▶ **Goal of the exercise**: The article on agents and tools that lie gives several examples of a tool response that is well-formed but holds a wrong value. List all of them.

▶ **Extract**:
--- Begin ---

The Fault You Never Inject: Feeding Your Agent a Tool That Lies

May 18, 2026 · 10 min read

Software Engineer

Open the resilience suite for your agent and look at what it actually tests. You will find timeouts. You will find connection drops, 500s, rate-limit responses, malformed JSON, maybe a tool that hangs for thirty seconds before failing. All of it is fault injection in the classic mold: the tool is broken, and the question is whether your agent degrades gracefully.

Now look for the test where the tool is not broken at all. The one where the tool responds in 80 milliseconds, returns perfectly valid JSON against the schema, and the value inside is simply wrong. A balance that is stale by three days. A customer record with two fields swapped. An order quantity with two digits transposed. An empty result list for a query that should have returned forty rows.

You will not find it. Almost nobody injects that fault. And it is the one fault your agent is least equipped to survive, because every other fault announces itself and this one does not.

The reason this gap exists is structural. Chaos engineering grew up around distributed systems where failures are mostly crash failures — a component stops responding, returns an error, or disappears. Your retry logic, your circuit breakers, your fallbacks are all built to catch the absence of a good response. An agent that calls a tool and gets a timeout has a clear signal to act on. An agent that calls a tool and gets a confident, well-formed lie has no signal at all. It got exactly what it asked for, in exactly the shape it expected, and it has no instinct to doubt it.

--- End ---

▶ **Information shown**:
--- Begin ---

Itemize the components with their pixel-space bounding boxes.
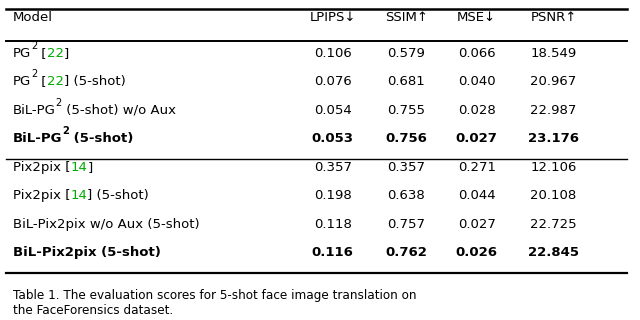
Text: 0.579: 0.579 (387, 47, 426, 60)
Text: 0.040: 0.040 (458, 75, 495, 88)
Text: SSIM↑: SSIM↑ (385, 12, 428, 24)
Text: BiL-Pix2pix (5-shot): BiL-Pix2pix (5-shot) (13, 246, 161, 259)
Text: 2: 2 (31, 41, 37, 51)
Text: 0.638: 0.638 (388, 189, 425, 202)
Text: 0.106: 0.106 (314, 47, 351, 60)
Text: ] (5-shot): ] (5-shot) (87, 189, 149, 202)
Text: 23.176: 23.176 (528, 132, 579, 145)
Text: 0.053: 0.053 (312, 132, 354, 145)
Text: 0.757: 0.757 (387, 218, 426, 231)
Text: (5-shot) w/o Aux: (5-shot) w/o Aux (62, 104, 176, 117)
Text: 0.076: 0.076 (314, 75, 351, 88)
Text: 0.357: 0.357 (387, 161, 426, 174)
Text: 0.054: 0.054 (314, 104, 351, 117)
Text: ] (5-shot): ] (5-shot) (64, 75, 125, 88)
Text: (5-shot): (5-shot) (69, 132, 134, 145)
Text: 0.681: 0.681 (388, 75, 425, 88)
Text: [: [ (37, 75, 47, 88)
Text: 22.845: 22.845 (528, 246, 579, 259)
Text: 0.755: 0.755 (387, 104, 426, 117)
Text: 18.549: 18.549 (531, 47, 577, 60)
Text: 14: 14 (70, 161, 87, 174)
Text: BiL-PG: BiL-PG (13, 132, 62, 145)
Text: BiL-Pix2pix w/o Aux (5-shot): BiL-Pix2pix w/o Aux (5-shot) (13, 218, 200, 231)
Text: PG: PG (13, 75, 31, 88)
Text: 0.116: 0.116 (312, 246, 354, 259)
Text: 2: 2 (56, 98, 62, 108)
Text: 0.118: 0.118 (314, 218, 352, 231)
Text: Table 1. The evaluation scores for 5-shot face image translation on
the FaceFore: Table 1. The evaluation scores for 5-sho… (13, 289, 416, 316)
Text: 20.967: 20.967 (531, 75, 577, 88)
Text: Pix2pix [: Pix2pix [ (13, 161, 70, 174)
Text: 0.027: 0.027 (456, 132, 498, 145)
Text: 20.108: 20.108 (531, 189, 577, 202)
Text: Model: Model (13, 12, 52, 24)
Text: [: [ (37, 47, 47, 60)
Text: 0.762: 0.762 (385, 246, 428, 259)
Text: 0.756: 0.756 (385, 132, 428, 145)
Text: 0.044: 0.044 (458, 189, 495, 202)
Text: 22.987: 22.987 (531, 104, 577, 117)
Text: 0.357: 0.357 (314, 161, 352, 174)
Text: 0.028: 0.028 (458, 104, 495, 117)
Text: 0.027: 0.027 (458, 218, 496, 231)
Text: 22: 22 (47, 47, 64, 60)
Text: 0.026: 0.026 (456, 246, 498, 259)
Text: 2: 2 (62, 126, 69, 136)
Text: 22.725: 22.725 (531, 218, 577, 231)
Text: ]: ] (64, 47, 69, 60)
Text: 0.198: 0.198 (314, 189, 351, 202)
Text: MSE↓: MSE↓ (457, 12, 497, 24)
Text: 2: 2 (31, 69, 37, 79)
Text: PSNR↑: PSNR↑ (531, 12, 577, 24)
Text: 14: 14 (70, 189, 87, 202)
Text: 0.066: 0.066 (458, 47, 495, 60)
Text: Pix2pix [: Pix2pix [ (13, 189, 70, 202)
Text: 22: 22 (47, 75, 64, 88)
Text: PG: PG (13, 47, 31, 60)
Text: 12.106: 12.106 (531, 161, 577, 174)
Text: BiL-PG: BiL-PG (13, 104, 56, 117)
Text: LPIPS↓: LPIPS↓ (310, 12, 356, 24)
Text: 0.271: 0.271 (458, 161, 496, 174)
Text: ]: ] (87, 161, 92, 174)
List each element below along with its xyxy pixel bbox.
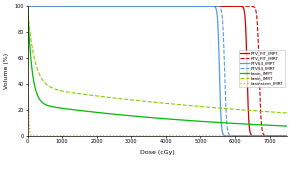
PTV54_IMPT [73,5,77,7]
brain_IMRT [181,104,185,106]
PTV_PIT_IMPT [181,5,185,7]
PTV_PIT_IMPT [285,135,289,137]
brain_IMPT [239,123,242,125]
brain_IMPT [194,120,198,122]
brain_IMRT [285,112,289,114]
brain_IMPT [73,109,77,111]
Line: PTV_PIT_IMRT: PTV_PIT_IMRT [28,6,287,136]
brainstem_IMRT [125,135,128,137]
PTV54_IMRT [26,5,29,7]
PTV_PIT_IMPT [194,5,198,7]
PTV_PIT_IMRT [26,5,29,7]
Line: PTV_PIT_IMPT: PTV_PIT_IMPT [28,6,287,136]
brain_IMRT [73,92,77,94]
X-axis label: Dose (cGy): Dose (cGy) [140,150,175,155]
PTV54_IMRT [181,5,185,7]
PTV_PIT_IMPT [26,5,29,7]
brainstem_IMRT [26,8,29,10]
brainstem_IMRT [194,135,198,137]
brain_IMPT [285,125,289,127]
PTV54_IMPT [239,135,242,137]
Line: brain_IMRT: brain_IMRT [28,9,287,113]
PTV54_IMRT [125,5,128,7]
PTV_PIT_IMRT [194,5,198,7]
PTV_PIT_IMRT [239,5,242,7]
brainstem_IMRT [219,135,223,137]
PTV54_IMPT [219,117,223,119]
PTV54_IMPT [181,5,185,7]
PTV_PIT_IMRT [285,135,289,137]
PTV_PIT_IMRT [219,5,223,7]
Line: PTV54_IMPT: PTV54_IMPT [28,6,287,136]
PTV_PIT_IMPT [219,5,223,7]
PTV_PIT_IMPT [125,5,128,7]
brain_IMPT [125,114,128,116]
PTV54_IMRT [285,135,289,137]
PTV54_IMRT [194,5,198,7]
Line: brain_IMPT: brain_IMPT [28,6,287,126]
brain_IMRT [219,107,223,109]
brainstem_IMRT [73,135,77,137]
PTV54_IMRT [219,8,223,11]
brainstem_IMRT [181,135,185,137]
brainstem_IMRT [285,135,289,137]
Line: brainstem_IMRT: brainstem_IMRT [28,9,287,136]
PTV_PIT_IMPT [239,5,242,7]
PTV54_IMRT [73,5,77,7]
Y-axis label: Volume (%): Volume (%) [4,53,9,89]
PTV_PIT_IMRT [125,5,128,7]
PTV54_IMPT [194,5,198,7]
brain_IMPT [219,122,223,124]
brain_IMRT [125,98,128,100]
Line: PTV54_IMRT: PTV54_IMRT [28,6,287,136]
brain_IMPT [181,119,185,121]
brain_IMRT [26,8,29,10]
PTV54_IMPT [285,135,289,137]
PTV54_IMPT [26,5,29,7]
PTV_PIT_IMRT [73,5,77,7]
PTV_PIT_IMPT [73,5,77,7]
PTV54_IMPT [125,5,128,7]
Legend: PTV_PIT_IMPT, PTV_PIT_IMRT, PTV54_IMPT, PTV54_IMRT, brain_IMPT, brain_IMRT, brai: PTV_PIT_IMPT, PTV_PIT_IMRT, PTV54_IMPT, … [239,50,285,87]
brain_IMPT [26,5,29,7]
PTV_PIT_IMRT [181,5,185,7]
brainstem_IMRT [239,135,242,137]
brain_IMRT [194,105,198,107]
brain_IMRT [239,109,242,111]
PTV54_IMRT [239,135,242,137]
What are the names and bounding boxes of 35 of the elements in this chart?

--- End ---
--- Begin ---

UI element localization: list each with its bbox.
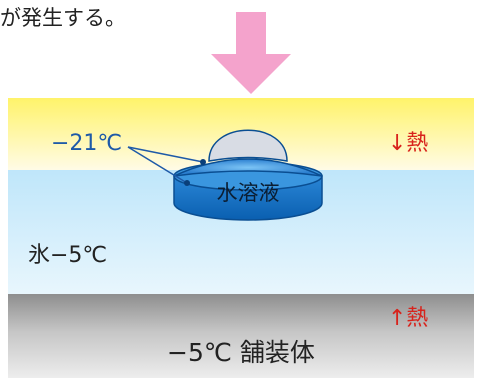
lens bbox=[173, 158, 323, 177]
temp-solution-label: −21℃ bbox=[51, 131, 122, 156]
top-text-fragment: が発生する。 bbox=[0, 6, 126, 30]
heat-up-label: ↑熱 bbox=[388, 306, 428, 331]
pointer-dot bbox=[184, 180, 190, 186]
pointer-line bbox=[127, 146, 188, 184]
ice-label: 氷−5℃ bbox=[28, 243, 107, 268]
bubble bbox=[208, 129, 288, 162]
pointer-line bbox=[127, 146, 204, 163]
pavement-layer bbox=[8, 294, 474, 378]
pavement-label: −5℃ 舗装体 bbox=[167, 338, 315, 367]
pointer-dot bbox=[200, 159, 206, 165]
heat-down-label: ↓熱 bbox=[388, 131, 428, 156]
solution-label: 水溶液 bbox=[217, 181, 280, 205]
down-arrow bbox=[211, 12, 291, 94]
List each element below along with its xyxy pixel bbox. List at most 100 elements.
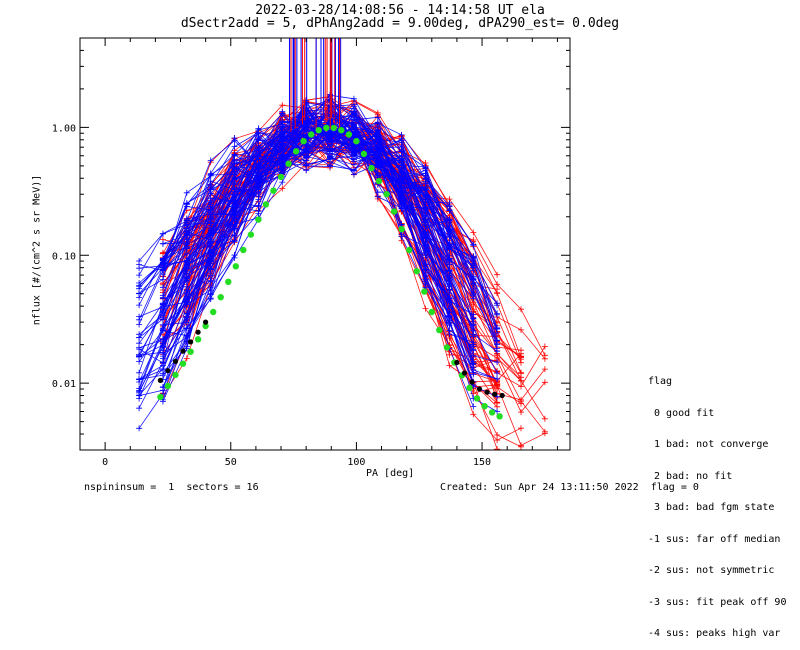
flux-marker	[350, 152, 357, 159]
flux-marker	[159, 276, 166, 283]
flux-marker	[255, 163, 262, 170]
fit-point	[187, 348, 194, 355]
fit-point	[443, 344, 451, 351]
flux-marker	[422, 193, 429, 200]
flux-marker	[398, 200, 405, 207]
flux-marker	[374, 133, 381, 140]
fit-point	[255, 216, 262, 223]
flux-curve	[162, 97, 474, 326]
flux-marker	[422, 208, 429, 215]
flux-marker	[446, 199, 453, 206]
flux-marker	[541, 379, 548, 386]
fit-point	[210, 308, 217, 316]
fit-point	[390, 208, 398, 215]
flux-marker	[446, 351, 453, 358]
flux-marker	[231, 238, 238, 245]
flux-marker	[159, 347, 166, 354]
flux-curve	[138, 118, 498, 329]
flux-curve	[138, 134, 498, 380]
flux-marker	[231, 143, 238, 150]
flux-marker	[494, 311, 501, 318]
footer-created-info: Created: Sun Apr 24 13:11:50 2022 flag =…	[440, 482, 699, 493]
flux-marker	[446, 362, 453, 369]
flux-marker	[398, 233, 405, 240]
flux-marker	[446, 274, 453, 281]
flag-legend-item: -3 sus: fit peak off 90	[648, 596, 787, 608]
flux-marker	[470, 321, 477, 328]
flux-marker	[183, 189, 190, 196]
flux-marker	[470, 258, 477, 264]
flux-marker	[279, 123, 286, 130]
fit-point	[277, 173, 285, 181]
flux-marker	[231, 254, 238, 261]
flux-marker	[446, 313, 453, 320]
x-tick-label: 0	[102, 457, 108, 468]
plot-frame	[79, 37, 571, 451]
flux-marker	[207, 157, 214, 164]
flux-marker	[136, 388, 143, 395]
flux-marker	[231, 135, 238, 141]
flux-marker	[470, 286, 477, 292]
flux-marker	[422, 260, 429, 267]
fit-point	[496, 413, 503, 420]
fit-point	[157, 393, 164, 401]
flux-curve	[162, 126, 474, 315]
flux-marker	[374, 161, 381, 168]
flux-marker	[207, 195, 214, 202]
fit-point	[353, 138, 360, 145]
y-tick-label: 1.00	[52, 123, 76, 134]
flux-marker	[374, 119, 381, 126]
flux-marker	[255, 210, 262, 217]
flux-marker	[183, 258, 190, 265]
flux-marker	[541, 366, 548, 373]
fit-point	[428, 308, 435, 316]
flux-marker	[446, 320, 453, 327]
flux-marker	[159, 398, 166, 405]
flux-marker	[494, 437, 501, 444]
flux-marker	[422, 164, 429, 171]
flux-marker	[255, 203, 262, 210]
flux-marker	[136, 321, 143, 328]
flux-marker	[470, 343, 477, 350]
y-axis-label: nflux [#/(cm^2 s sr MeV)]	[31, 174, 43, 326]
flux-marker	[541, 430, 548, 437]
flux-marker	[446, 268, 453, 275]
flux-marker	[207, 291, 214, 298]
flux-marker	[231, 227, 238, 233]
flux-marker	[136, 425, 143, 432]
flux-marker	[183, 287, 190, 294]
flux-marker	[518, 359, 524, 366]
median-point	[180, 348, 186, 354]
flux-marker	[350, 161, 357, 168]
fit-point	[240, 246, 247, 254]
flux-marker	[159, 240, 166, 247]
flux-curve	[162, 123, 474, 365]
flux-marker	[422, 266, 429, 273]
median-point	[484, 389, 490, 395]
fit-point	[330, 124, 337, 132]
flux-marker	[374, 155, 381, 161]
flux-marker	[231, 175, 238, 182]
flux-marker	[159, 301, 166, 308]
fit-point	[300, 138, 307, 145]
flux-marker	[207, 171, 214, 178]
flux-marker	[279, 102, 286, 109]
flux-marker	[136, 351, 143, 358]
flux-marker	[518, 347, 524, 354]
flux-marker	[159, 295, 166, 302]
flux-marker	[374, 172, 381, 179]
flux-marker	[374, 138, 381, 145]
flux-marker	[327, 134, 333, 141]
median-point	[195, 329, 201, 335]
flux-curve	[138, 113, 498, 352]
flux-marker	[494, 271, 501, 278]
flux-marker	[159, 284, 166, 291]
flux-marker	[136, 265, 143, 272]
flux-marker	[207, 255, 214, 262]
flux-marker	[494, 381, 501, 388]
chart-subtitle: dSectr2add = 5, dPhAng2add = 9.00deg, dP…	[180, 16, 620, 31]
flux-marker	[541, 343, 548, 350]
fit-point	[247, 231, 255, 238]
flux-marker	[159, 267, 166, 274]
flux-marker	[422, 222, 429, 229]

--- End ---

▶ **Result for this exercise**:
- A balance that is stale by three days
- A customer record with two fields swapped
- An order quantity with two digits transposed
- An empty result list for a query that should have returned forty rows